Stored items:

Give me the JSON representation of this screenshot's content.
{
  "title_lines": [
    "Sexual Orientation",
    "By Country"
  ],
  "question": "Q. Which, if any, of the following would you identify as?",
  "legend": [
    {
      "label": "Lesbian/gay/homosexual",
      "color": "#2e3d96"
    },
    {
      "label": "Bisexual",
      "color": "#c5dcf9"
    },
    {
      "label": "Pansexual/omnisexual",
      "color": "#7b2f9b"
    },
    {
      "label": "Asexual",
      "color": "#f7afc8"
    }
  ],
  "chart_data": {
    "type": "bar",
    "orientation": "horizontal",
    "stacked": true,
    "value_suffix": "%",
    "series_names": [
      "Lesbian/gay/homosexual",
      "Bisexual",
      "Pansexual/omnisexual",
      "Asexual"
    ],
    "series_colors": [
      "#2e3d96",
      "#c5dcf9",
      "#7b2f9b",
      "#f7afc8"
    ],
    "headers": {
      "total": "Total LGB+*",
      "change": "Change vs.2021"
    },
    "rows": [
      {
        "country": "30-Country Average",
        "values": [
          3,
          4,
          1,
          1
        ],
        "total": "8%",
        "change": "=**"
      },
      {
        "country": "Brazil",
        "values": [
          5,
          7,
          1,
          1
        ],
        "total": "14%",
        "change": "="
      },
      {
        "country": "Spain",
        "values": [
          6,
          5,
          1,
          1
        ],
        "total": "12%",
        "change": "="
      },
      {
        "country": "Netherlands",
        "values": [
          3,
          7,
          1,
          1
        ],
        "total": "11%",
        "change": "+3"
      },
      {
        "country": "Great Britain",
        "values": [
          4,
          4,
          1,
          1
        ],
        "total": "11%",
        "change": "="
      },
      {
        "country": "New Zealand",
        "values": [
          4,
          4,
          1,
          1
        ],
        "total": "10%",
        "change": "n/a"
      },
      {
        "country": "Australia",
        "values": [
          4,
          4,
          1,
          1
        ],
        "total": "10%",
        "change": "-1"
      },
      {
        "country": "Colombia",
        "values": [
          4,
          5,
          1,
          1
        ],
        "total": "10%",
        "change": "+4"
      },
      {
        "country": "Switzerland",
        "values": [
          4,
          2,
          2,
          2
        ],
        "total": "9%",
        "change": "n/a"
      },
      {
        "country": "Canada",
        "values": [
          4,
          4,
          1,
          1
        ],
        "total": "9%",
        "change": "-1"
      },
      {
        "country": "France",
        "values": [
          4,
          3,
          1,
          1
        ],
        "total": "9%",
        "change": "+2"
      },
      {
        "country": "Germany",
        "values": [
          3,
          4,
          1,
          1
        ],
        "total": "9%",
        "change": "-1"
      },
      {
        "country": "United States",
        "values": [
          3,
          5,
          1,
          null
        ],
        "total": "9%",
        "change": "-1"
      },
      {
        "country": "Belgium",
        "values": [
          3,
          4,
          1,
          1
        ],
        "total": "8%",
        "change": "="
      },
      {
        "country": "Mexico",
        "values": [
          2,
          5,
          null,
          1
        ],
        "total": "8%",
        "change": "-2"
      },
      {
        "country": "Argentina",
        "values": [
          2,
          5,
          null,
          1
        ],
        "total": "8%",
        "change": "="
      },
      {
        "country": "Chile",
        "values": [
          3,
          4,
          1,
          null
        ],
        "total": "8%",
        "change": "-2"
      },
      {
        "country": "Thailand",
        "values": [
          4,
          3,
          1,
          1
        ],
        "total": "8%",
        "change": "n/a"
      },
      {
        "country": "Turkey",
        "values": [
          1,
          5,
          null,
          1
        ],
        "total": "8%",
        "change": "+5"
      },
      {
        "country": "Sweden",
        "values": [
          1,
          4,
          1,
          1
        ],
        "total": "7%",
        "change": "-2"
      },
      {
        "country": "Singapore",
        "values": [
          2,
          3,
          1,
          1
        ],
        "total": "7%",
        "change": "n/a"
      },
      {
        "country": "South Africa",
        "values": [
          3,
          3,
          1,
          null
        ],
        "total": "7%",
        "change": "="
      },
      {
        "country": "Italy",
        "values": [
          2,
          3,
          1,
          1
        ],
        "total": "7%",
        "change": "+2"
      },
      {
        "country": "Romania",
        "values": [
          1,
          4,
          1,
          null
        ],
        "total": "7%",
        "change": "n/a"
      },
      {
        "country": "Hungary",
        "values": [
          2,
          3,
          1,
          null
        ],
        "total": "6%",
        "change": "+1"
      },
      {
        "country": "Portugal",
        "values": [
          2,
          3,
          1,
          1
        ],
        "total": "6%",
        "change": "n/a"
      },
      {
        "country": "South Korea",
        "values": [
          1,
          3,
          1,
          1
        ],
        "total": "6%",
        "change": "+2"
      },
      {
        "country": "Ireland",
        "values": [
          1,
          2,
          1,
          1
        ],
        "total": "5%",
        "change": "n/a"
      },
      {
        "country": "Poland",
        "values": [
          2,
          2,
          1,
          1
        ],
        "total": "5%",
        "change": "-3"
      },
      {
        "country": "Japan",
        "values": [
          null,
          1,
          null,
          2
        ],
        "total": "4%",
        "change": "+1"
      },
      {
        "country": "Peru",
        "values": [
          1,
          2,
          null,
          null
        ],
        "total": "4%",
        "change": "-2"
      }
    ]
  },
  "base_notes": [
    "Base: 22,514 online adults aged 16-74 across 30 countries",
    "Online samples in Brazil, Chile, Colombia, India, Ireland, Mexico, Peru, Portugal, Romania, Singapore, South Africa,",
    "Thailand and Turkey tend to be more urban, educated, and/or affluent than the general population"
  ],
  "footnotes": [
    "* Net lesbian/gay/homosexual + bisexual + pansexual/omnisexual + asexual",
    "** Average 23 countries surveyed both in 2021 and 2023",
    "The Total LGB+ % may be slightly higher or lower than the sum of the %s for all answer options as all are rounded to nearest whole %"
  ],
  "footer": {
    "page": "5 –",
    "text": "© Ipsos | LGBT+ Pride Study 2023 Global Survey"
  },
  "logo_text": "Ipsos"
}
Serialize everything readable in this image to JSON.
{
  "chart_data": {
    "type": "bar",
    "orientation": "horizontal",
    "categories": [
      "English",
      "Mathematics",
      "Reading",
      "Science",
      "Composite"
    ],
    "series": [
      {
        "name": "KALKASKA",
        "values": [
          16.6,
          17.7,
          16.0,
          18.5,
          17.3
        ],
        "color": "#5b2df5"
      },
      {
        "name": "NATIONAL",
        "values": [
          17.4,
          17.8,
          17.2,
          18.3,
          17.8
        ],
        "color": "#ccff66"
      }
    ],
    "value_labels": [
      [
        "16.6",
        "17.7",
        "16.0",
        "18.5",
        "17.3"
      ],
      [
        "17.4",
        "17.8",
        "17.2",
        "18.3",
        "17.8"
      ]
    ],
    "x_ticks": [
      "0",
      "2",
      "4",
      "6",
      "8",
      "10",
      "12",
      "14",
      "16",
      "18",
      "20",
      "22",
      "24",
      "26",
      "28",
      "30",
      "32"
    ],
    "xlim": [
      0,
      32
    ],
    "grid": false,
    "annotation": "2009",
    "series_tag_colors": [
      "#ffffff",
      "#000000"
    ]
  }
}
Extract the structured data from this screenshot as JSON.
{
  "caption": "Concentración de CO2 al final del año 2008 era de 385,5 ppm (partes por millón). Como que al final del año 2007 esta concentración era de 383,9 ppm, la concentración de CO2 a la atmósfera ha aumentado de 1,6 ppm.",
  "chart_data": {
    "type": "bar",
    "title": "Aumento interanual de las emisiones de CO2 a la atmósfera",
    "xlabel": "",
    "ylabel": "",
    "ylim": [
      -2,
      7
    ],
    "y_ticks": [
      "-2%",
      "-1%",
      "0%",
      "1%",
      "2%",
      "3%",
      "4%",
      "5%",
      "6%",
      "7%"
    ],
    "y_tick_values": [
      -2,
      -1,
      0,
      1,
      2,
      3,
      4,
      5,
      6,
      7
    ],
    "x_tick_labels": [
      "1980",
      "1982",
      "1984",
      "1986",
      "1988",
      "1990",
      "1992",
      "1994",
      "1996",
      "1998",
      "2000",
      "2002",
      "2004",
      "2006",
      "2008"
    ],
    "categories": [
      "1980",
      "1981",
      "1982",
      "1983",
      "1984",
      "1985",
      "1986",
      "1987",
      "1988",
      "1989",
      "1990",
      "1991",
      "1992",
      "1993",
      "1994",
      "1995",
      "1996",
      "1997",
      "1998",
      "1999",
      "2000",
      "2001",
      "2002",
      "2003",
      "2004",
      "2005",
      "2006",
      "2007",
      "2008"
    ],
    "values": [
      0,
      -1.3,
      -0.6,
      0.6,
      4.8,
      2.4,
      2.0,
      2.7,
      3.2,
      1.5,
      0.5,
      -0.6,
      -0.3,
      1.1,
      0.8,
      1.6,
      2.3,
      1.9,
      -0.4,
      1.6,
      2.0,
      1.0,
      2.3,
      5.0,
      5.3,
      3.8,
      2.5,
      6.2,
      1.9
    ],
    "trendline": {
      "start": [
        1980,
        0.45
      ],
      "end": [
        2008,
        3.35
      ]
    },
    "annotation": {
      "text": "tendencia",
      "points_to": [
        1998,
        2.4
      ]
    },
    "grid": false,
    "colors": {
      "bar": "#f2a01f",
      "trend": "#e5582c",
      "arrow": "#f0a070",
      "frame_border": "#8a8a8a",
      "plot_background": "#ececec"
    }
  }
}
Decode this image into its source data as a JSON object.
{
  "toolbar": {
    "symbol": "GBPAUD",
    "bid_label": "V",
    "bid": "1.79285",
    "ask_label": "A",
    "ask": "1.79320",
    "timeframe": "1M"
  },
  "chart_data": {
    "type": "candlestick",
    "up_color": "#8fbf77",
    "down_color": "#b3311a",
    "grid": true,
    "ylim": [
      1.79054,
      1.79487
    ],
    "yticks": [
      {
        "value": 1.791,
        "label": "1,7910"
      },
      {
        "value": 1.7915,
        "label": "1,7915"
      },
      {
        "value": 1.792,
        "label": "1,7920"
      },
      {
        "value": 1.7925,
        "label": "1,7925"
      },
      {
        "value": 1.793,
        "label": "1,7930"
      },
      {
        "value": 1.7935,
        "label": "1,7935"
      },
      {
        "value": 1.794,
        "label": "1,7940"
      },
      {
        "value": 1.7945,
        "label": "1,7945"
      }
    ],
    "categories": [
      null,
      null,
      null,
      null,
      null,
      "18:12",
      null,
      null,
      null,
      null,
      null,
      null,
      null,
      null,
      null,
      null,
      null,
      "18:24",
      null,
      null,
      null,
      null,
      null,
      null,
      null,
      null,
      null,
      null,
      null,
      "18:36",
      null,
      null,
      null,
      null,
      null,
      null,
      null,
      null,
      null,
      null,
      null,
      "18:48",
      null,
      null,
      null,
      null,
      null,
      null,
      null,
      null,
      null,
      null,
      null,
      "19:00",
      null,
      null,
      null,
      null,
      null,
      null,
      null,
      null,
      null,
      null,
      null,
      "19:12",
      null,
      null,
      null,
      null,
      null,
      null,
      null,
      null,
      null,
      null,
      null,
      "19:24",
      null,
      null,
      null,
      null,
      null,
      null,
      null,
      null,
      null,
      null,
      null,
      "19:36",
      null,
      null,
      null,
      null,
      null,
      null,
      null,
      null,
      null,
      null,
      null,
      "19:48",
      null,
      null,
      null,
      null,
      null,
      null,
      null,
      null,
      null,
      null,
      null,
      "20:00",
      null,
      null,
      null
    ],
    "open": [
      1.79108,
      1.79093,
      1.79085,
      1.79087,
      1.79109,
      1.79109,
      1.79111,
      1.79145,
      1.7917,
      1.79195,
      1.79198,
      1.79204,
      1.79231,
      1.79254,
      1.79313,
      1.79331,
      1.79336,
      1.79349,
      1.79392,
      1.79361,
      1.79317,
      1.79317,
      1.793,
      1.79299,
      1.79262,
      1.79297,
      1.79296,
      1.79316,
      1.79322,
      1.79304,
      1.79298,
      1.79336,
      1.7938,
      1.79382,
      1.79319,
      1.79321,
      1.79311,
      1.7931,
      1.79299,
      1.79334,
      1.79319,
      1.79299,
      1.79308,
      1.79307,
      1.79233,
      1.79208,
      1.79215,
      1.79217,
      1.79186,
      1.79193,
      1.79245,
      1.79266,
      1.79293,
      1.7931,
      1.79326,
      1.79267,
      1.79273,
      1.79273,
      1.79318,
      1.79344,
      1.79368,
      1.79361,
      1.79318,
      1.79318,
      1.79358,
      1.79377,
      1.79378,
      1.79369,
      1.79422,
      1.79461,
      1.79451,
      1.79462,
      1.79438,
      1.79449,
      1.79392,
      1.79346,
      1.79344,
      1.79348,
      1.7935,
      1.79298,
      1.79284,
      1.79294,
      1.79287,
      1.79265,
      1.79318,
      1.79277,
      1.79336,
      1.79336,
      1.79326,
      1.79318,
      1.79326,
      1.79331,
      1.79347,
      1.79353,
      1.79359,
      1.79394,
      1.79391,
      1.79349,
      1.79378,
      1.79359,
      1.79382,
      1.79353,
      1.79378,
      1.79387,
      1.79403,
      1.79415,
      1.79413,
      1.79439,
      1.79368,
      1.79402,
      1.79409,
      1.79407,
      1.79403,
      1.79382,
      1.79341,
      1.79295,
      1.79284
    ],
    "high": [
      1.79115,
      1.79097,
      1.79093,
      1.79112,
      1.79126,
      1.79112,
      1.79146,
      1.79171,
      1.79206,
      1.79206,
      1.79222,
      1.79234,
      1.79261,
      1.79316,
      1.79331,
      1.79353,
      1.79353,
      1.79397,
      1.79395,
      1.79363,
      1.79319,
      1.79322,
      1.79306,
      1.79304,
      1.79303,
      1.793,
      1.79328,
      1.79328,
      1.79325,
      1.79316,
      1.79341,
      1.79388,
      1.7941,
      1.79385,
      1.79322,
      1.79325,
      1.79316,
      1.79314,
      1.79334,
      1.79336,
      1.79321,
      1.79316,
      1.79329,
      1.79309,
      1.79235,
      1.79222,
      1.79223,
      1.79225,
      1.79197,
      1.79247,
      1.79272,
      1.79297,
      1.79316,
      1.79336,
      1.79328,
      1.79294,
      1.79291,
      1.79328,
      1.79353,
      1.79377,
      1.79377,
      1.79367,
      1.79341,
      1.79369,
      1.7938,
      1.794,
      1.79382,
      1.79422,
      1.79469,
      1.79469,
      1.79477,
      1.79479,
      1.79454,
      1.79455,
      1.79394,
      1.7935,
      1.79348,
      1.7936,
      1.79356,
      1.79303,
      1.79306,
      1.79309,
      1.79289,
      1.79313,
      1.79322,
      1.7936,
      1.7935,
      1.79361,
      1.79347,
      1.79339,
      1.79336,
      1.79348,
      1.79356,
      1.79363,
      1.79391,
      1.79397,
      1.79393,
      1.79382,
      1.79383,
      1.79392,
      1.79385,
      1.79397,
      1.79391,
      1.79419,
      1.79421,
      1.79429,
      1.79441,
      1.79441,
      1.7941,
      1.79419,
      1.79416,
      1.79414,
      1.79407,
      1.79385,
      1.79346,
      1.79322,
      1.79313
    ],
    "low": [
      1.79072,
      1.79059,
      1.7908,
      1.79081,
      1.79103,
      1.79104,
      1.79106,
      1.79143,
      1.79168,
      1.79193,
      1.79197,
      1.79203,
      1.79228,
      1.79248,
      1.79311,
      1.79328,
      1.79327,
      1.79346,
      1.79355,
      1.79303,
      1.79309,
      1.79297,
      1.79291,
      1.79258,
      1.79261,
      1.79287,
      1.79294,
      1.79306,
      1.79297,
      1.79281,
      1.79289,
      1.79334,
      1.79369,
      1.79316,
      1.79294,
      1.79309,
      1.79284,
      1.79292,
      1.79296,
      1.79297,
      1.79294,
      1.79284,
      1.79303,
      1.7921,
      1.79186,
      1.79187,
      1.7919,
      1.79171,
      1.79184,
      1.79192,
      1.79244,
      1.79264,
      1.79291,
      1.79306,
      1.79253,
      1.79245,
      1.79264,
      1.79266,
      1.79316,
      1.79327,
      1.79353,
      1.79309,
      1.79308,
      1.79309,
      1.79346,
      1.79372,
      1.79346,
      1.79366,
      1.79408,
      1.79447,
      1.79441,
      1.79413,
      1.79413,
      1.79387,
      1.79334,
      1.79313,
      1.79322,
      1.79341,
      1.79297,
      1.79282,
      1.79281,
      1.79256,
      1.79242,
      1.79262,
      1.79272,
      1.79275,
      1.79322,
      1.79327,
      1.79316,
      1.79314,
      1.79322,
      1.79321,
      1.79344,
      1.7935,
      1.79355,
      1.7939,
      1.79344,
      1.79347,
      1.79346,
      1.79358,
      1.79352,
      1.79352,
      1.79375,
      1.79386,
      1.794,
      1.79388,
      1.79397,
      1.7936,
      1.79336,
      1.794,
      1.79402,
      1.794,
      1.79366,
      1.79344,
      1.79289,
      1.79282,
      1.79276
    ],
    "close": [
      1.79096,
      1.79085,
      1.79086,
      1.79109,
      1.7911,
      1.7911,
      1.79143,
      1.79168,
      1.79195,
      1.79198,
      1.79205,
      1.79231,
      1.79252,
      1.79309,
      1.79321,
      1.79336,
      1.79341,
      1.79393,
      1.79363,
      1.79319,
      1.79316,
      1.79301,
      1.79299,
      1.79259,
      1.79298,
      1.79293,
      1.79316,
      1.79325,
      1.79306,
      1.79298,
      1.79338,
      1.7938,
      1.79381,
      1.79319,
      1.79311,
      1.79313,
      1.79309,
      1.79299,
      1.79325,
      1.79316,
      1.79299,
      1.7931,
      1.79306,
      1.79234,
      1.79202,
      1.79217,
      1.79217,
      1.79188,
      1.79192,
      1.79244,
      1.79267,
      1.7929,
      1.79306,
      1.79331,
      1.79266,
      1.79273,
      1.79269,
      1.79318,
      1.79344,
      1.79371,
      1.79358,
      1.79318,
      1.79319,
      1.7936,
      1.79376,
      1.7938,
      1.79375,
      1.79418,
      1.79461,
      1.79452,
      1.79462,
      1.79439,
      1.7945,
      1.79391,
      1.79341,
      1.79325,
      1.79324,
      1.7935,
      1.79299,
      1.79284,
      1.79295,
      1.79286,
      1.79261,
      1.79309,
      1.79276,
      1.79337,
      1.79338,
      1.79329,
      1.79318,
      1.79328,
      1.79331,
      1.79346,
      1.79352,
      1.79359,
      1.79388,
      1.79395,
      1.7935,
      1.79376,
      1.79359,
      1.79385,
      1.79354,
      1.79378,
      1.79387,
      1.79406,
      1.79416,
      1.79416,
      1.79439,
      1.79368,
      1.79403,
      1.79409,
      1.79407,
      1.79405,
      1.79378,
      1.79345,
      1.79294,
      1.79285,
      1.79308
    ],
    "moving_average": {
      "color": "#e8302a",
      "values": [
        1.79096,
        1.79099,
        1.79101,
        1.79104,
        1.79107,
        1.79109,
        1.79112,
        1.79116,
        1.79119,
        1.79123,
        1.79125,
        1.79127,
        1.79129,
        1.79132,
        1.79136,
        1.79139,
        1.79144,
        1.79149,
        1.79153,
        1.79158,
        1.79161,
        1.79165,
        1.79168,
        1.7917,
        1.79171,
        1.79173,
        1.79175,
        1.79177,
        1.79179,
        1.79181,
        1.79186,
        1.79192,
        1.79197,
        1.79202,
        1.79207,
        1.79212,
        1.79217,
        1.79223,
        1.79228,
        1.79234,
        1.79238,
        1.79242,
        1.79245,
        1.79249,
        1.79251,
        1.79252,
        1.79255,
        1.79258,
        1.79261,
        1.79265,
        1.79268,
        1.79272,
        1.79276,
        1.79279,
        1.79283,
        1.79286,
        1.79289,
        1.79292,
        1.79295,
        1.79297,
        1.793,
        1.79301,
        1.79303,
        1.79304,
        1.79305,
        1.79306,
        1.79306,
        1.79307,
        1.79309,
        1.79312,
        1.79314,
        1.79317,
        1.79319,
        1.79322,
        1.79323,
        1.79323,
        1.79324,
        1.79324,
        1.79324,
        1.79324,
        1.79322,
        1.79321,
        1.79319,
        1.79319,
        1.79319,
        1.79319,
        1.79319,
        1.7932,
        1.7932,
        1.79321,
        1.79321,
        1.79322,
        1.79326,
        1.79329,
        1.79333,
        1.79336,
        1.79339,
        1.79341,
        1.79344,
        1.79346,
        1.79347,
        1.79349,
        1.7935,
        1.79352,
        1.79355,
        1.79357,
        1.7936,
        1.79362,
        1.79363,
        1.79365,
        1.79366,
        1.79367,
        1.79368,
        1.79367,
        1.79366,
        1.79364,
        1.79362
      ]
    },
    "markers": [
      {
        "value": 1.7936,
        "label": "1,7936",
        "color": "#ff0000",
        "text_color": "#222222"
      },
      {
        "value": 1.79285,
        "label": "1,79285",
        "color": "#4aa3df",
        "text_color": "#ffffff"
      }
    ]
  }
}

Task requirements |
From the material above, gather all lines that include the string "atmósfera" and copy them.

Exercise answer |
  "caption": "Concentración de CO2 al final del año 2008 era de 385,5 ppm (partes por millón). Como que al final del año 2007 esta concentración era de 383,9 ppm, la concentración de CO2 a la atmósfera ha aumentado de 1,6 ppm.",
    "title": "Aumento interanual de las emisiones de CO2 a la atmósfera",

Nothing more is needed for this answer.